### Task to complete
Every entry below must be repeated exactly; skip the pictures.

### Entries
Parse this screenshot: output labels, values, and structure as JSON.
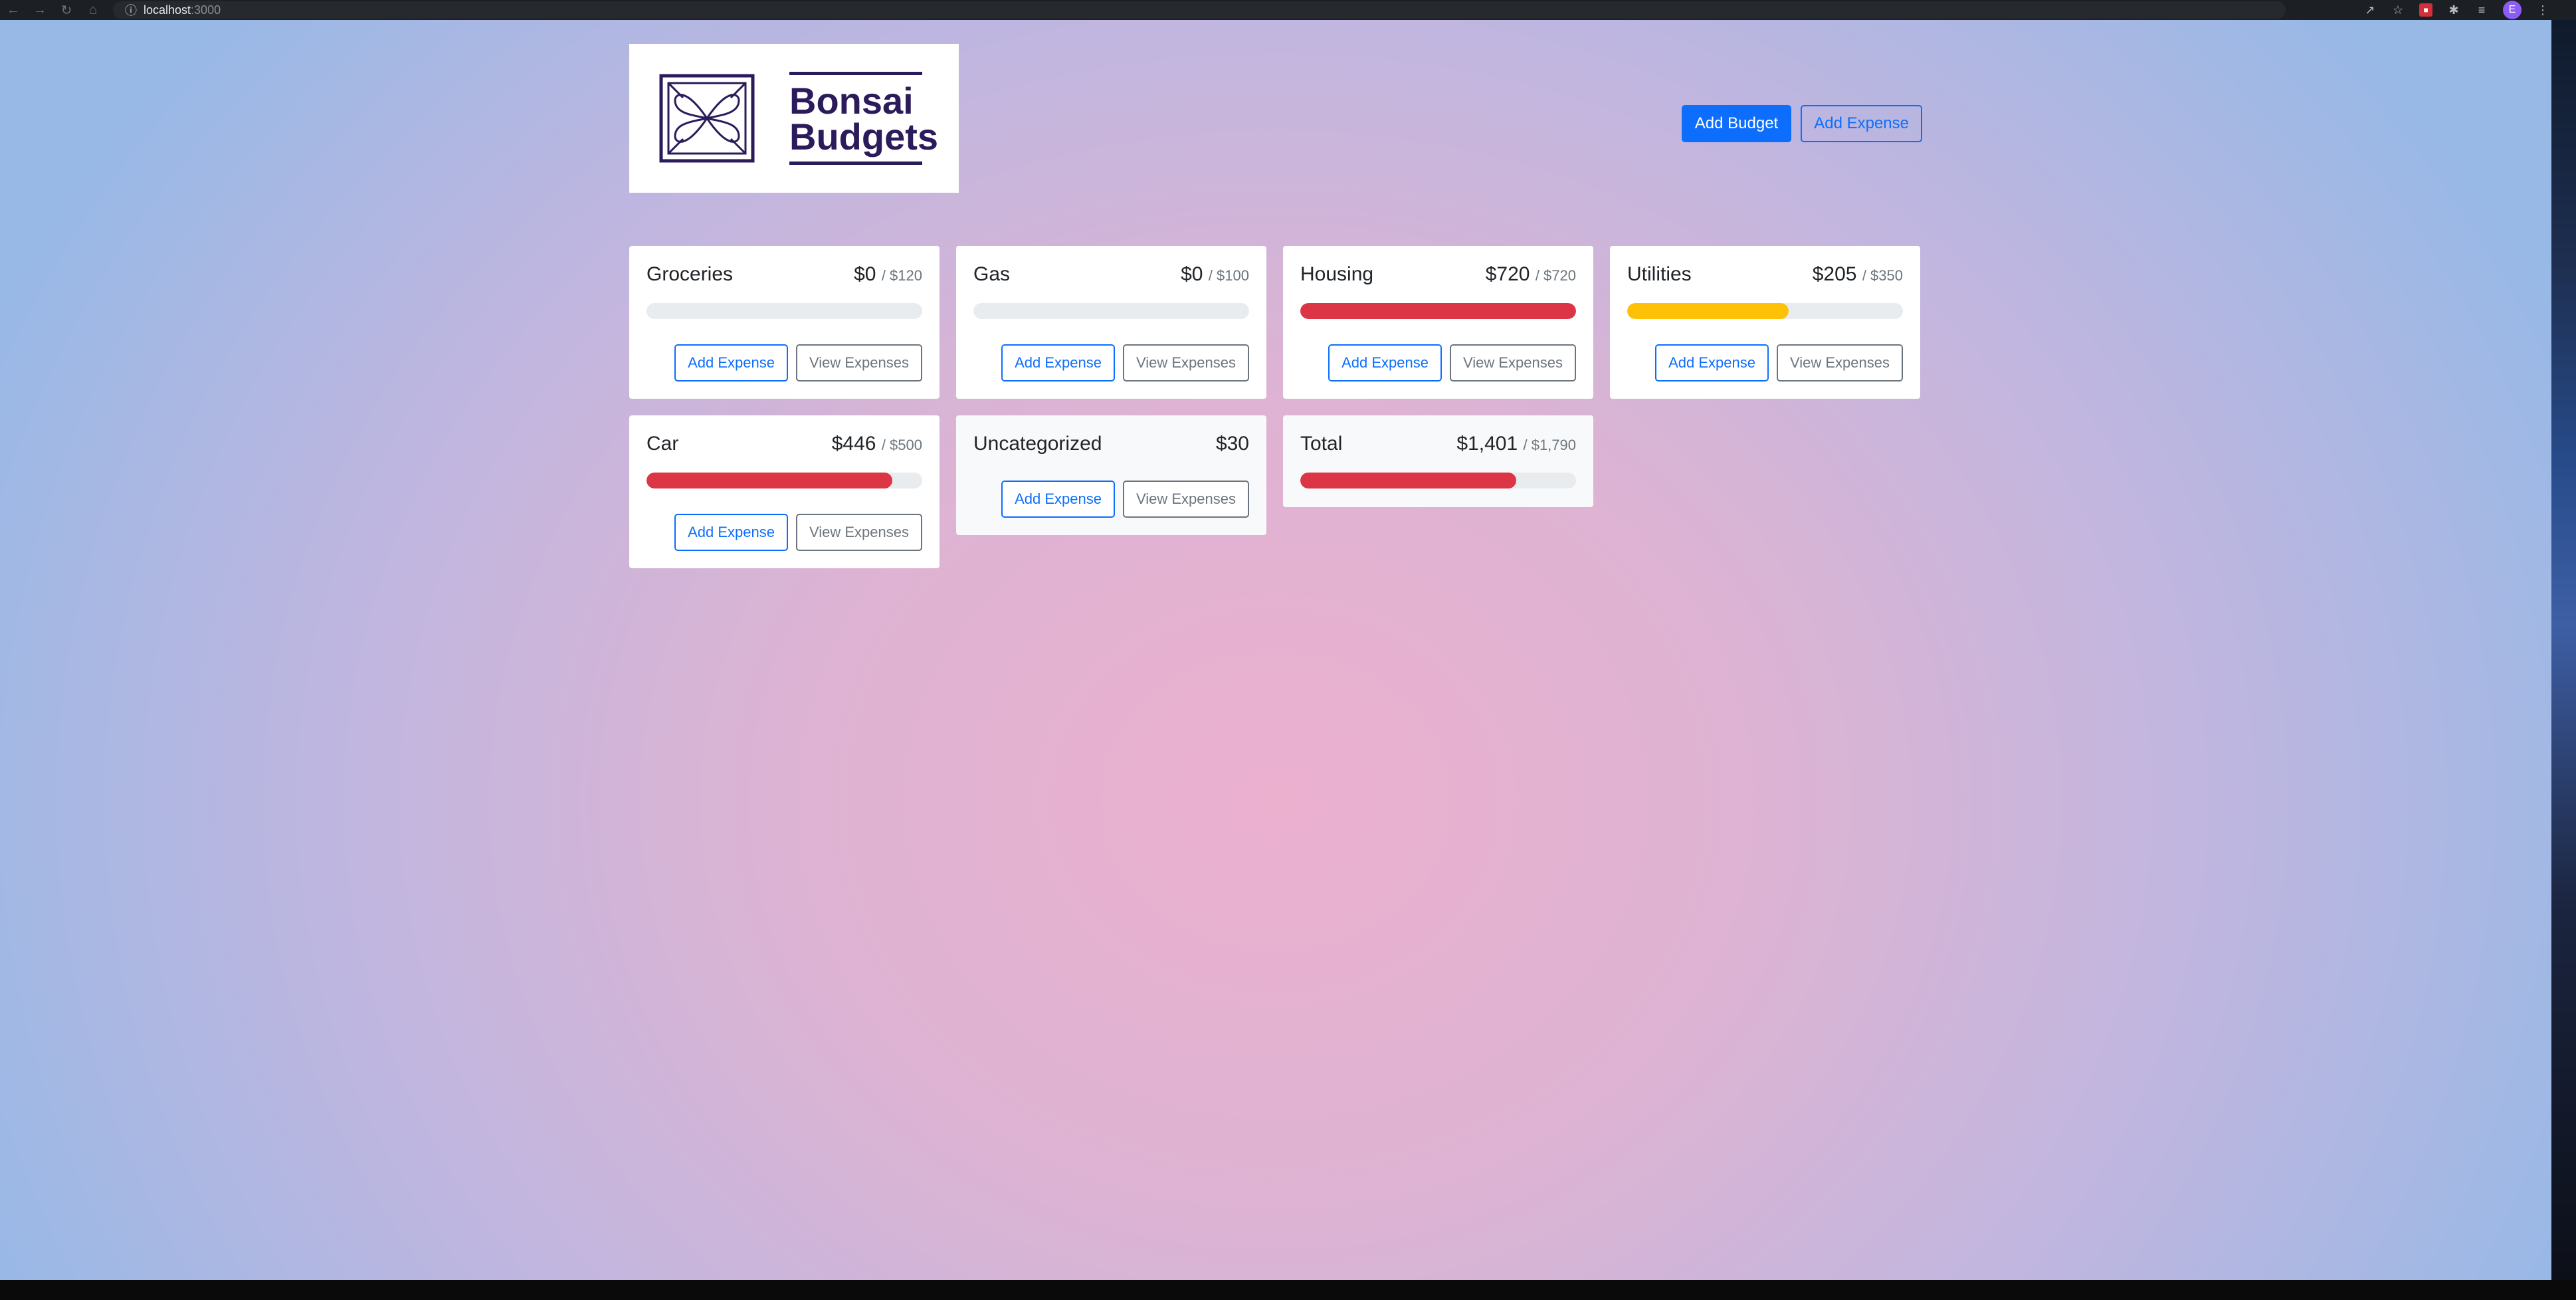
{
  "browser": {
    "url_host": "localhost",
    "url_port": ":3000",
    "profile_initial": "E"
  },
  "brand": {
    "name_line1": "Bonsai",
    "name_line2": "Budgets"
  },
  "header": {
    "add_budget_label": "Add Budget",
    "add_expense_label": "Add Expense"
  },
  "colors": {
    "primary": "#0d6efd",
    "danger": "#dc3545",
    "warning": "#ffc107",
    "brand": "#2b1b5a"
  },
  "budgets": [
    {
      "name": "Groceries",
      "spent": "$0",
      "max": "/ $120",
      "progress": 0,
      "bar_color": "#dc3545",
      "add_label": "Add Expense",
      "view_label": "View Expenses"
    },
    {
      "name": "Gas",
      "spent": "$0",
      "max": "/ $100",
      "progress": 0,
      "bar_color": "#dc3545",
      "add_label": "Add Expense",
      "view_label": "View Expenses"
    },
    {
      "name": "Housing",
      "spent": "$720",
      "max": "/ $720",
      "progress": 1.0,
      "bar_color": "#dc3545",
      "add_label": "Add Expense",
      "view_label": "View Expenses"
    },
    {
      "name": "Utilities",
      "spent": "$205",
      "max": "/ $350",
      "progress": 0.586,
      "bar_color": "#ffc107",
      "add_label": "Add Expense",
      "view_label": "View Expenses"
    },
    {
      "name": "Car",
      "spent": "$446",
      "max": "/ $500",
      "progress": 0.892,
      "bar_color": "#dc3545",
      "add_label": "Add Expense",
      "view_label": "View Expenses"
    }
  ],
  "uncategorized": {
    "name": "Uncategorized",
    "spent": "$30",
    "add_label": "Add Expense",
    "view_label": "View Expenses"
  },
  "total": {
    "name": "Total",
    "spent": "$1,401",
    "max": "/ $1,790",
    "progress": 0.783,
    "bar_color": "#dc3545"
  }
}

### Expected output
Parse this screenshot: output labels, values, and structure as JSON.
{
  "browser": {
    "url_host": "localhost",
    "url_port": ":3000",
    "profile_initial": "E"
  },
  "brand": {
    "name_line1": "Bonsai",
    "name_line2": "Budgets"
  },
  "header": {
    "add_budget_label": "Add Budget",
    "add_expense_label": "Add Expense"
  },
  "colors": {
    "primary": "#0d6efd",
    "danger": "#dc3545",
    "warning": "#ffc107",
    "brand": "#2b1b5a"
  },
  "budgets": [
    {
      "name": "Groceries",
      "spent": "$0",
      "max": "/ $120",
      "progress": 0,
      "bar_color": "#dc3545",
      "add_label": "Add Expense",
      "view_label": "View Expenses"
    },
    {
      "name": "Gas",
      "spent": "$0",
      "max": "/ $100",
      "progress": 0,
      "bar_color": "#dc3545",
      "add_label": "Add Expense",
      "view_label": "View Expenses"
    },
    {
      "name": "Housing",
      "spent": "$720",
      "max": "/ $720",
      "progress": 1.0,
      "bar_color": "#dc3545",
      "add_label": "Add Expense",
      "view_label": "View Expenses"
    },
    {
      "name": "Utilities",
      "spent": "$205",
      "max": "/ $350",
      "progress": 0.586,
      "bar_color": "#ffc107",
      "add_label": "Add Expense",
      "view_label": "View Expenses"
    },
    {
      "name": "Car",
      "spent": "$446",
      "max": "/ $500",
      "progress": 0.892,
      "bar_color": "#dc3545",
      "add_label": "Add Expense",
      "view_label": "View Expenses"
    }
  ],
  "uncategorized": {
    "name": "Uncategorized",
    "spent": "$30",
    "add_label": "Add Expense",
    "view_label": "View Expenses"
  },
  "total": {
    "name": "Total",
    "spent": "$1,401",
    "max": "/ $1,790",
    "progress": 0.783,
    "bar_color": "#dc3545"
  }
}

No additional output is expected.